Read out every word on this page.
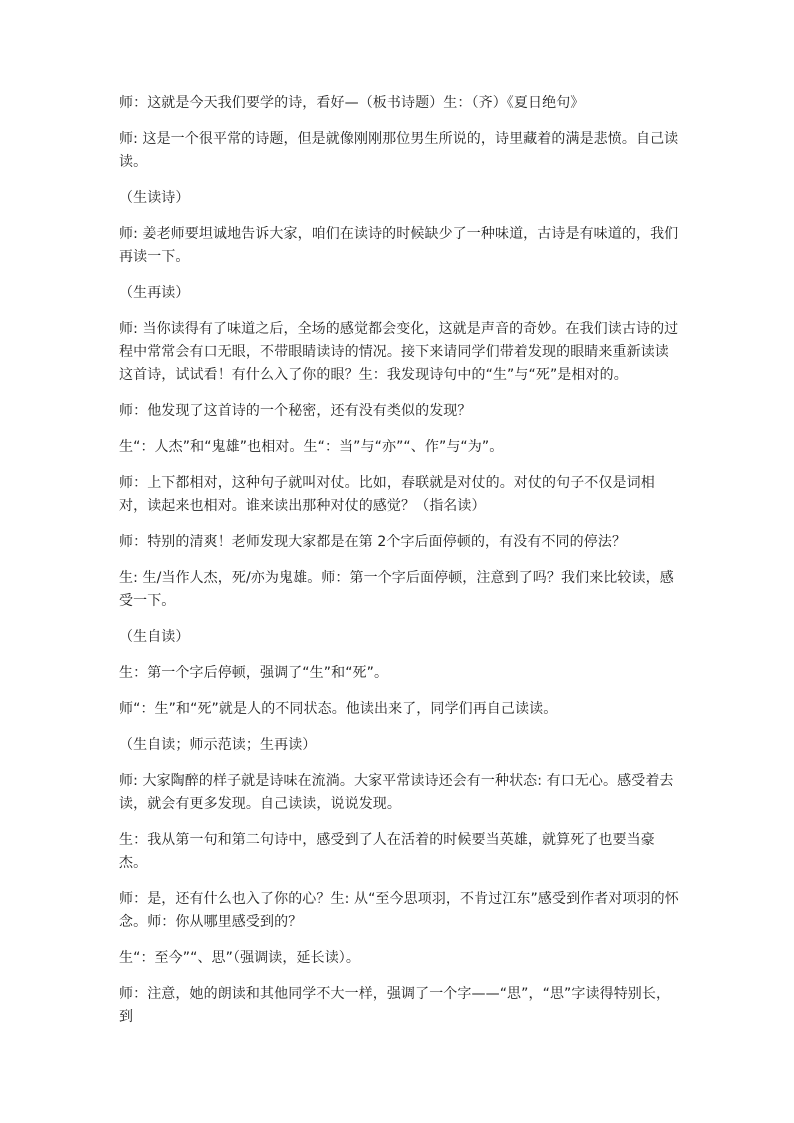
师：这就是今天我们要学的诗，看好—（板书诗题）生：（齐）《夏日绝句》

师: 这是一个很平常的诗题，但是就像刚刚那位男生所说的，诗里藏着的满是悲愤。自己读读。

（生读诗）

师: 姜老师要坦诚地告诉大家，咱们在读诗的时候缺少了一种味道，古诗是有味道的，我们再读一下。

（生再读）

师: 当你读得有了味道之后，全场的感觉都会变化，这就是声音的奇妙。在我们读古诗的过程中常常会有口无眼，不带眼睛读诗的情况。接下来请同学们带着发现的眼睛来重新读读这首诗，试试看！有什么入了你的眼？生：我发现诗句中的“生”与“死”是相对的。

师：他发现了这首诗的一个秘密，还有没有类似的发现？

生“：人杰”和“鬼雄”也相对。生“：当”与“亦”“、作”与“为”。

师：上下都相对，这种句子就叫对仗。比如，春联就是对仗的。对仗的句子不仅是词相对，读起来也相对。谁来读出那种对仗的感觉？（指名读）

师：特别的清爽！老师发现大家都是在第 2个字后面停顿的，有没有不同的停法？

生: 生/当作人杰，死/亦为鬼雄。师：第一个字后面停顿，注意到了吗？我们来比较读，感受一下。

（生自读）

生：第一个字后停顿，强调了“生”和“死”。

师“：生”和“死”就是人的不同状态。他读出来了，同学们再自己读读。

（生自读；师示范读；生再读）

师: 大家陶醉的样子就是诗味在流淌。大家平常读诗还会有一种状态: 有口无心。感受着去读，就会有更多发现。自己读读，说说发现。

生：我从第一句和第二句诗中，感受到了人在活着的时候要当英雄，就算死了也要当豪杰。

师：是，还有什么也入了你的心？生: 从“至今思项羽，不肯过江东”感受到作者对项羽的怀念。师：你从哪里感受到的？

生“：至今”“、思”（强调读，延长读）。

师：注意，她的朗读和其他同学不大一样，强调了一个字——“思”，“思”字读得特别长，到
--
TO DO> Reproduce the data above in full, exactly as it is, with the pictures left out.

TASK ANSWER>
Read out every word on this page.
师：这就是今天我们要学的诗，看好—（板书诗题）生：（齐）《夏日绝句》

师: 这是一个很平常的诗题，但是就像刚刚那位男生所说的，诗里藏着的满是悲愤。自己读读。

（生读诗）

师: 姜老师要坦诚地告诉大家，咱们在读诗的时候缺少了一种味道，古诗是有味道的，我们再读一下。

（生再读）

师: 当你读得有了味道之后，全场的感觉都会变化，这就是声音的奇妙。在我们读古诗的过程中常常会有口无眼，不带眼睛读诗的情况。接下来请同学们带着发现的眼睛来重新读读这首诗，试试看！有什么入了你的眼？生：我发现诗句中的“生”与“死”是相对的。

师：他发现了这首诗的一个秘密，还有没有类似的发现？

生“：人杰”和“鬼雄”也相对。生“：当”与“亦”“、作”与“为”。

师：上下都相对，这种句子就叫对仗。比如，春联就是对仗的。对仗的句子不仅是词相对，读起来也相对。谁来读出那种对仗的感觉？（指名读）

师：特别的清爽！老师发现大家都是在第 2个字后面停顿的，有没有不同的停法？

生: 生/当作人杰，死/亦为鬼雄。师：第一个字后面停顿，注意到了吗？我们来比较读，感受一下。

（生自读）

生：第一个字后停顿，强调了“生”和“死”。

师“：生”和“死”就是人的不同状态。他读出来了，同学们再自己读读。

（生自读；师示范读；生再读）

师: 大家陶醉的样子就是诗味在流淌。大家平常读诗还会有一种状态: 有口无心。感受着去读，就会有更多发现。自己读读，说说发现。

生：我从第一句和第二句诗中，感受到了人在活着的时候要当英雄，就算死了也要当豪杰。

师：是，还有什么也入了你的心？生: 从“至今思项羽，不肯过江东”感受到作者对项羽的怀念。师：你从哪里感受到的？

生“：至今”“、思”（强调读，延长读）。

师：注意，她的朗读和其他同学不大一样，强调了一个字——“思”，“思”字读得特别长，到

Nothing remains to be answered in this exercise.